## Begin RECORDS FOR PROCESSING

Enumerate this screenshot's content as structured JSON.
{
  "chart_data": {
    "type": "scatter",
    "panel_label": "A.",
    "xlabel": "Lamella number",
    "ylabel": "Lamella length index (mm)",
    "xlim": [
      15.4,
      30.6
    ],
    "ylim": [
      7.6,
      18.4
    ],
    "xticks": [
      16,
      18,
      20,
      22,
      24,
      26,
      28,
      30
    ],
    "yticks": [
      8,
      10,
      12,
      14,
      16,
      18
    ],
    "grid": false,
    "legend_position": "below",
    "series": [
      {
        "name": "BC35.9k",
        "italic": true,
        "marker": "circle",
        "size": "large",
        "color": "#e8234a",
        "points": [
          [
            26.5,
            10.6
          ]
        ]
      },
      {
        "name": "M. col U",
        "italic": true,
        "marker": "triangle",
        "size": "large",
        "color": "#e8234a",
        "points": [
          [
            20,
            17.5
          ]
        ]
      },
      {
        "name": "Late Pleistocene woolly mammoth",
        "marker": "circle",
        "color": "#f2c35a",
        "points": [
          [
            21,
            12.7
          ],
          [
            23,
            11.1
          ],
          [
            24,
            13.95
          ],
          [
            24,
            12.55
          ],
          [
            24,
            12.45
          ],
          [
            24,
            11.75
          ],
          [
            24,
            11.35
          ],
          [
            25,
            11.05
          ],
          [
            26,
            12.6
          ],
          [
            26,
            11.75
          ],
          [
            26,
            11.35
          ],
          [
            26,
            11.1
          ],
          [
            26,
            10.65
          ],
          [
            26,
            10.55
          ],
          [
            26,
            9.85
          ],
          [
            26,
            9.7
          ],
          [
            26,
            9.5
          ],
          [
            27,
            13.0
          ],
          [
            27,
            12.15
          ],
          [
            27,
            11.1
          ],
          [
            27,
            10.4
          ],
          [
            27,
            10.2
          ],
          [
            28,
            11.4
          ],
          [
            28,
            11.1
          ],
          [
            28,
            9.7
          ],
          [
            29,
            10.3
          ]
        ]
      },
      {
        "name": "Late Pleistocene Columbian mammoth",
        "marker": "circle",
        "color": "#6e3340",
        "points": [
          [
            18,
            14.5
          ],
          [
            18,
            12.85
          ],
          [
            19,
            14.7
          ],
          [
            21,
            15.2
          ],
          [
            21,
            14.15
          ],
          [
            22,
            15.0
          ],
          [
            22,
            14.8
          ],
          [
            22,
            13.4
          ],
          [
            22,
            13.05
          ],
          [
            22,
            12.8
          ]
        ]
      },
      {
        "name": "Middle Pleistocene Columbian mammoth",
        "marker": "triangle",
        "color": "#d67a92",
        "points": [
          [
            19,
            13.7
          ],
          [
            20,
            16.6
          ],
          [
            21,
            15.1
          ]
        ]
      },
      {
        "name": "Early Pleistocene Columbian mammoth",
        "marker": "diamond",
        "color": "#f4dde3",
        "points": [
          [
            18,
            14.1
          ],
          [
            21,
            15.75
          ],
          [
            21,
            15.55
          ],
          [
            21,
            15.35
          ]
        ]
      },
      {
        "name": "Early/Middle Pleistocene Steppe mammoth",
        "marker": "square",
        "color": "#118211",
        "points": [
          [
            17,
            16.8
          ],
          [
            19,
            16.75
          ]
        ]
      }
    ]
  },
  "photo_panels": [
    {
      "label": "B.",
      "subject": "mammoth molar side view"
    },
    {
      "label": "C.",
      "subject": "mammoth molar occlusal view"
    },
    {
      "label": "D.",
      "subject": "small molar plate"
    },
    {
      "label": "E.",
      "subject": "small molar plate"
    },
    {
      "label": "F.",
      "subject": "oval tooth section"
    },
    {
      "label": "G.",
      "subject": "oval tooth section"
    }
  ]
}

## End RECORDS FOR PROCESSING

Find the number of lines in which the word "Early" occurs, and write nothing but that number.

2